**What is required:**
Please state how many lines in the records contain the string "this", with no words besides the number.

Excerpts from a figure dataset

_ _ _

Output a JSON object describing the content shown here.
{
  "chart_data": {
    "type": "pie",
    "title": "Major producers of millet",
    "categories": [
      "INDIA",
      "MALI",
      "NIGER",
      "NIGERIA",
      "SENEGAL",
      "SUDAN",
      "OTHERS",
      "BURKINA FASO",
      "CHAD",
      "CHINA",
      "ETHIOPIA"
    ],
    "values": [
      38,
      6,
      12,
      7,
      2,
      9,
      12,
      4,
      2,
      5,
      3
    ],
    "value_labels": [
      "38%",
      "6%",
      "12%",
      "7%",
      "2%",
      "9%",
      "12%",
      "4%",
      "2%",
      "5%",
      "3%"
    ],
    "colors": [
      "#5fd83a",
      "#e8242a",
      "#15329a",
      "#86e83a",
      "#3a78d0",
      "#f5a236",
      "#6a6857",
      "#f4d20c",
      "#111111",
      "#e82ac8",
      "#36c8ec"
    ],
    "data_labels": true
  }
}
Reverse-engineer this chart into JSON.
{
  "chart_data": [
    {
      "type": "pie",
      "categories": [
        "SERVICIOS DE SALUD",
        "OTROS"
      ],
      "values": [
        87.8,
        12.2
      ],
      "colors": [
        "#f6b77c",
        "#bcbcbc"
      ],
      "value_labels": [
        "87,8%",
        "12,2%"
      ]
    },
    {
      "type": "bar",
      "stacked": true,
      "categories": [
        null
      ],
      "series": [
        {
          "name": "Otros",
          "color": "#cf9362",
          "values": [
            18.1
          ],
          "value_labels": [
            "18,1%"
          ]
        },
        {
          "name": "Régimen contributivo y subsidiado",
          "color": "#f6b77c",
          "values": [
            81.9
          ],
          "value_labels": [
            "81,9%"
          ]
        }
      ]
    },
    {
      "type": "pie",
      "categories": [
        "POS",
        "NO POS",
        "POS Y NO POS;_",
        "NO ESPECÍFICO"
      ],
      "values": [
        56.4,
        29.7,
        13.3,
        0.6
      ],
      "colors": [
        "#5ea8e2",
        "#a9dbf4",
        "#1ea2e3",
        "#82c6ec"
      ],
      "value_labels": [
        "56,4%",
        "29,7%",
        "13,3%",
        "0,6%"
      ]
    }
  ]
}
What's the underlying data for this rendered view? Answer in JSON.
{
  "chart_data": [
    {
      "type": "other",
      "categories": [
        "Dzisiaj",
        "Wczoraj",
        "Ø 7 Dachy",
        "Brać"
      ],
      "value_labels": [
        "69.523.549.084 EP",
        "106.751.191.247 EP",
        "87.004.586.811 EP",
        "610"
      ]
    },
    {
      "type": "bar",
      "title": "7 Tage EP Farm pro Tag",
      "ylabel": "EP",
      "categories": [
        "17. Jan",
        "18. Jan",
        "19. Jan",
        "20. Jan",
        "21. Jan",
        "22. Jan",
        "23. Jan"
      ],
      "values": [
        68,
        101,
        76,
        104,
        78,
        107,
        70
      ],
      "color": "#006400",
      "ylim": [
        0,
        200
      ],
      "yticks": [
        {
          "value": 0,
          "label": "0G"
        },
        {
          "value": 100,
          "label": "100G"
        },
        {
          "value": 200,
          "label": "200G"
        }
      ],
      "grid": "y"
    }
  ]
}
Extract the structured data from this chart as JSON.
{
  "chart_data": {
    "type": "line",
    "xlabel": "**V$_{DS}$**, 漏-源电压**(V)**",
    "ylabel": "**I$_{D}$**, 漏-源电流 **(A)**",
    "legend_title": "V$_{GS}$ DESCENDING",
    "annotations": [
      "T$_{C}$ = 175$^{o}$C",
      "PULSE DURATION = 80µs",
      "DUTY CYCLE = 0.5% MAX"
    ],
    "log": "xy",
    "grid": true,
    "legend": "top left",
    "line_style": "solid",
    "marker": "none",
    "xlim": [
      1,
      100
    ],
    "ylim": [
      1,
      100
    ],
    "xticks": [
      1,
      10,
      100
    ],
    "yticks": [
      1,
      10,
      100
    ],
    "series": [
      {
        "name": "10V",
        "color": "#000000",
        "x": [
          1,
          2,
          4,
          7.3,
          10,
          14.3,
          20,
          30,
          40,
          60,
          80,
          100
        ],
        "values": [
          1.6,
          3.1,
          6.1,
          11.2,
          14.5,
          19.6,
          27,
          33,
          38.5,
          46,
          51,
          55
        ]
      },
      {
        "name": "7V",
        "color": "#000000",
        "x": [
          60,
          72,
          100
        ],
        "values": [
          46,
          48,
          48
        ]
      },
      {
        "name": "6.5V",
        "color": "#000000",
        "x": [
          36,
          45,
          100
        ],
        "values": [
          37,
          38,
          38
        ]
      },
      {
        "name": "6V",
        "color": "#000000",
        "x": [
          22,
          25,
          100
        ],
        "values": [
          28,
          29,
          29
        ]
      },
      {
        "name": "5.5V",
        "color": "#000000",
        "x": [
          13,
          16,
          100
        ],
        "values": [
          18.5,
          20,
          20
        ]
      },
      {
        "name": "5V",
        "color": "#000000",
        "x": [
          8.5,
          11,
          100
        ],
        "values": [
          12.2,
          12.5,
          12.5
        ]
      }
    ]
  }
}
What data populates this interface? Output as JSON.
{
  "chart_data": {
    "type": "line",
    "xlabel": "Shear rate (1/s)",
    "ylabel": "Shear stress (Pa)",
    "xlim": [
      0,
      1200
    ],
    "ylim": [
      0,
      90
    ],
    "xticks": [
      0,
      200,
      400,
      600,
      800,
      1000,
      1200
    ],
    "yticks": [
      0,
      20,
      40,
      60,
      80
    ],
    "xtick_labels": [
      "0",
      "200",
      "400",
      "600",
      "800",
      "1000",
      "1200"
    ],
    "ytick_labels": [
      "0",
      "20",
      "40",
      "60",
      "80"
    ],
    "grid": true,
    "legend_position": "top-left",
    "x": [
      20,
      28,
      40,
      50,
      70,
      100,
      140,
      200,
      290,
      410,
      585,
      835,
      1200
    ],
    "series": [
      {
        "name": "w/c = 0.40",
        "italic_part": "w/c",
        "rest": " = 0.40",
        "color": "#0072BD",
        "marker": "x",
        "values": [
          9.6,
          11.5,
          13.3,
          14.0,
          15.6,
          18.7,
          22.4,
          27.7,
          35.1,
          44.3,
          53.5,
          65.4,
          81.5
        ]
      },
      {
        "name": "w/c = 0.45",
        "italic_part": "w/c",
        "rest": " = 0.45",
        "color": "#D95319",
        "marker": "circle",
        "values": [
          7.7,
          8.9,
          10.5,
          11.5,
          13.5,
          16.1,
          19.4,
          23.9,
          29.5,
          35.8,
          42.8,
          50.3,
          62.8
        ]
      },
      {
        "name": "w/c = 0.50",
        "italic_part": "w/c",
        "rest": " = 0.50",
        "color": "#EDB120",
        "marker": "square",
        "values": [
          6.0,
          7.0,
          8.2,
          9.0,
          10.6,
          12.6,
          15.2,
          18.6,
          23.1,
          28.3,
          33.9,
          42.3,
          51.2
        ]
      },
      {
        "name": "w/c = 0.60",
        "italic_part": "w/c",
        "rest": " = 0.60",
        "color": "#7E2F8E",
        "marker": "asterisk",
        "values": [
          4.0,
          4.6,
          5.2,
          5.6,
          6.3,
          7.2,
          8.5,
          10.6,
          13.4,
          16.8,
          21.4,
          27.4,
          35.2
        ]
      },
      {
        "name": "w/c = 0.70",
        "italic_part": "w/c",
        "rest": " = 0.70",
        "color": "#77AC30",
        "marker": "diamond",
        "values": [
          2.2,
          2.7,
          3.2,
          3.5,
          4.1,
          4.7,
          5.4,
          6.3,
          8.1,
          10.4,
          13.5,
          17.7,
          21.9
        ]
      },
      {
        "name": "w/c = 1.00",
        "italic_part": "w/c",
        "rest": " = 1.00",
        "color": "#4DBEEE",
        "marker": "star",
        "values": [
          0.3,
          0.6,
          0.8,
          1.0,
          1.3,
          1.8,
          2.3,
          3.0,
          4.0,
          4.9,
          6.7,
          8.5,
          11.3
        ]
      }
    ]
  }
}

_ _ _

**Expected answer:**
4